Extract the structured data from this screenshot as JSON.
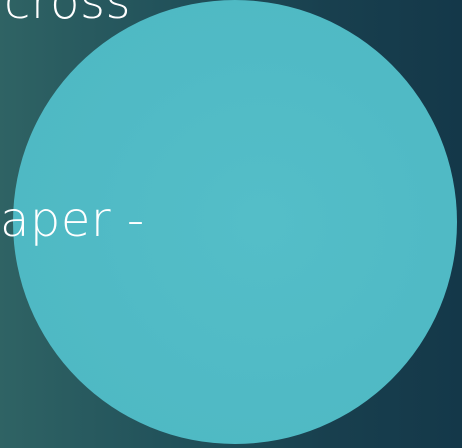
{
  "slide": {
    "text_lines": [
      "cross",
      "aper -"
    ],
    "colors": {
      "background_left": "#2f6364",
      "background_right": "#143849",
      "circle_fill": "#50bac5",
      "text": "#ffffff"
    }
  }
}
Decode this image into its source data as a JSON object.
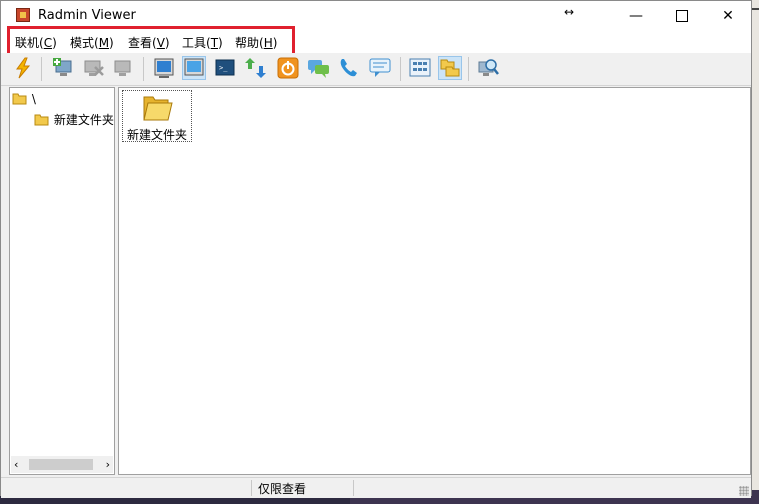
{
  "window": {
    "title": "Radmin Viewer",
    "resize_glyph": "↔",
    "close_glyph": "✕",
    "minimize_glyph": "—"
  },
  "menu": [
    {
      "label": "联机(",
      "key": "C",
      "tail": ")"
    },
    {
      "label": "模式(",
      "key": "M",
      "tail": ")"
    },
    {
      "label": "查看(",
      "key": "V",
      "tail": ")"
    },
    {
      "label": "工具(",
      "key": "T",
      "tail": ")"
    },
    {
      "label": "帮助(",
      "key": "H",
      "tail": ")"
    }
  ],
  "toolbar": {
    "icons": [
      "connect-icon",
      "add-computer-icon",
      "remove-computer-icon",
      "computer-properties-icon",
      "full-control-icon",
      "view-only-icon",
      "telnet-icon",
      "file-transfer-icon",
      "shutdown-icon",
      "text-chat-icon",
      "voice-chat-icon",
      "send-message-icon",
      "large-icons-view-icon",
      "folder-view-icon",
      "search-icon"
    ]
  },
  "tree": {
    "root": "\\",
    "child": "新建文件夹"
  },
  "pane": {
    "item_label": "新建文件夹"
  },
  "status": {
    "text": "仅限查看"
  },
  "colors": {
    "highlight": "#e0202e",
    "folder": "#f2c94c",
    "pressed": "#cce4f7"
  }
}
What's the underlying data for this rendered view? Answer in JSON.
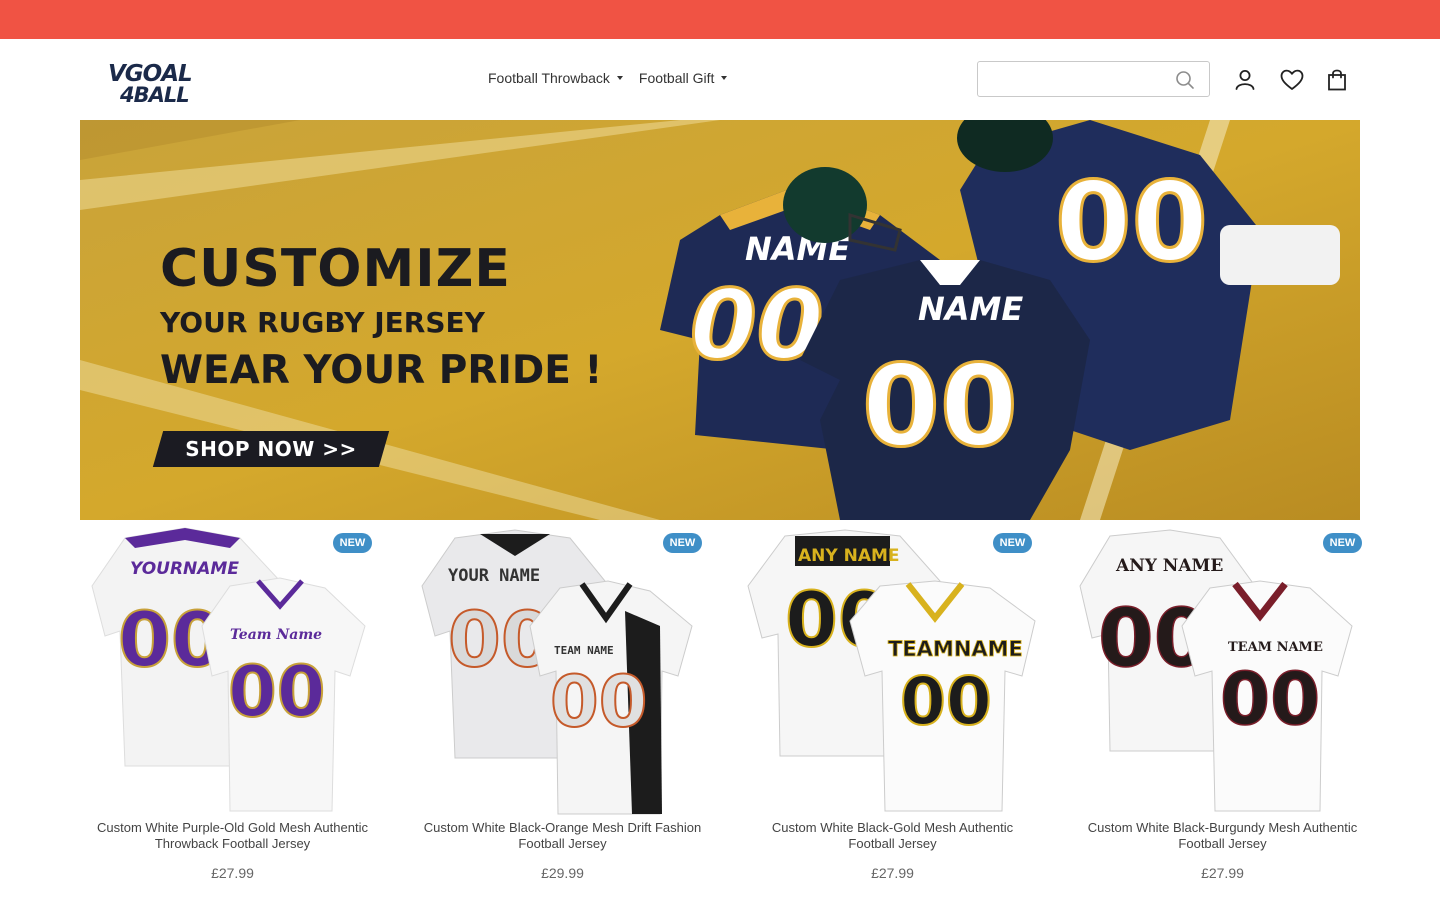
{
  "colors": {
    "topbar": "#f05344",
    "accent_navy": "#1b2a4a",
    "badge": "#3f8fc7",
    "turf": "#c89a2a"
  },
  "header": {
    "logo_alt": "VGOAL 4BALL",
    "nav": [
      {
        "label": "Football Throwback"
      },
      {
        "label": "Football Gift"
      }
    ],
    "search": {
      "placeholder": "",
      "value": ""
    },
    "icons": [
      "search-icon",
      "account-icon",
      "wishlist-icon",
      "cart-icon"
    ]
  },
  "hero": {
    "line1": "CUSTOMIZE",
    "line2": "YOUR RUGBY JERSEY",
    "line3": "WEAR YOUR PRIDE !",
    "cta": "SHOP NOW >>",
    "jersey_name": "NAME",
    "jersey_number": "00"
  },
  "products": [
    {
      "badge": "NEW",
      "title": "Custom White Purple-Old Gold Mesh Authentic Throwback Football Jersey",
      "price": "£27.99",
      "print_name": "YOURNAME",
      "team": "Team Name",
      "number": "00",
      "accent": "#5b2a9a",
      "trim": "#c8a13a"
    },
    {
      "badge": "NEW",
      "title": "Custom White Black-Orange Mesh Drift Fashion Football Jersey",
      "price": "£29.99",
      "print_name": "YOUR NAME",
      "team": "TEAM NAME",
      "number": "00",
      "accent": "#1c1c1c",
      "trim": "#c55a2a"
    },
    {
      "badge": "NEW",
      "title": "Custom White Black-Gold Mesh Authentic Football Jersey",
      "price": "£27.99",
      "print_name": "ANY NAME",
      "team": "TEAMNAME",
      "number": "00",
      "accent": "#1c1c1c",
      "trim": "#d8b21e"
    },
    {
      "badge": "NEW",
      "title": "Custom White Black-Burgundy Mesh Authentic Football Jersey",
      "price": "£27.99",
      "print_name": "ANY NAME",
      "team": "TEAM NAME",
      "number": "00",
      "accent": "#241a1a",
      "trim": "#7a1e2a"
    }
  ]
}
------------------------------------------------------------
• **Exercise**
Take the listing above and restate it word for word, without its pictures.

• **Solved problem**
Extract the structured data from this screenshot as JSON.
{
  "slide": {
    "text_lines": [
      "cross",
      "aper -"
    ],
    "colors": {
      "background_left": "#2f6364",
      "background_right": "#143849",
      "circle_fill": "#50bac5",
      "text": "#ffffff"
    }
  }
}
Decode this image into its source data as a JSON object.
{
  "window": {
    "title": "Radmin Viewer",
    "resize_glyph": "↔",
    "close_glyph": "✕",
    "minimize_glyph": "—"
  },
  "menu": [
    {
      "label": "联机(",
      "key": "C",
      "tail": ")"
    },
    {
      "label": "模式(",
      "key": "M",
      "tail": ")"
    },
    {
      "label": "查看(",
      "key": "V",
      "tail": ")"
    },
    {
      "label": "工具(",
      "key": "T",
      "tail": ")"
    },
    {
      "label": "帮助(",
      "key": "H",
      "tail": ")"
    }
  ],
  "toolbar": {
    "icons": [
      "connect-icon",
      "add-computer-icon",
      "remove-computer-icon",
      "computer-properties-icon",
      "full-control-icon",
      "view-only-icon",
      "telnet-icon",
      "file-transfer-icon",
      "shutdown-icon",
      "text-chat-icon",
      "voice-chat-icon",
      "send-message-icon",
      "large-icons-view-icon",
      "folder-view-icon",
      "search-icon"
    ]
  },
  "tree": {
    "root": "\\",
    "child": "新建文件夹"
  },
  "pane": {
    "item_label": "新建文件夹"
  },
  "status": {
    "text": "仅限查看"
  },
  "colors": {
    "highlight": "#e0202e",
    "folder": "#f2c94c",
    "pressed": "#cce4f7"
  }
}
What's the underlying data for this rendered view? Answer in JSON.
{
  "colors": {
    "topbar": "#f05344",
    "accent_navy": "#1b2a4a",
    "badge": "#3f8fc7",
    "turf": "#c89a2a"
  },
  "header": {
    "logo_alt": "VGOAL 4BALL",
    "nav": [
      {
        "label": "Football Throwback"
      },
      {
        "label": "Football Gift"
      }
    ],
    "search": {
      "placeholder": "",
      "value": ""
    },
    "icons": [
      "search-icon",
      "account-icon",
      "wishlist-icon",
      "cart-icon"
    ]
  },
  "hero": {
    "line1": "CUSTOMIZE",
    "line2": "YOUR RUGBY JERSEY",
    "line3": "WEAR YOUR PRIDE !",
    "cta": "SHOP NOW >>",
    "jersey_name": "NAME",
    "jersey_number": "00"
  },
  "products": [
    {
      "badge": "NEW",
      "title": "Custom White Purple-Old Gold Mesh Authentic Throwback Football Jersey",
      "price": "£27.99",
      "print_name": "YOURNAME",
      "team": "Team Name",
      "number": "00",
      "accent": "#5b2a9a",
      "trim": "#c8a13a"
    },
    {
      "badge": "NEW",
      "title": "Custom White Black-Orange Mesh Drift Fashion Football Jersey",
      "price": "£29.99",
      "print_name": "YOUR NAME",
      "team": "TEAM NAME",
      "number": "00",
      "accent": "#1c1c1c",
      "trim": "#c55a2a"
    },
    {
      "badge": "NEW",
      "title": "Custom White Black-Gold Mesh Authentic Football Jersey",
      "price": "£27.99",
      "print_name": "ANY NAME",
      "team": "TEAMNAME",
      "number": "00",
      "accent": "#1c1c1c",
      "trim": "#d8b21e"
    },
    {
      "badge": "NEW",
      "title": "Custom White Black-Burgundy Mesh Authentic Football Jersey",
      "price": "£27.99",
      "print_name": "ANY NAME",
      "team": "TEAM NAME",
      "number": "00",
      "accent": "#241a1a",
      "trim": "#7a1e2a"
    }
  ]
}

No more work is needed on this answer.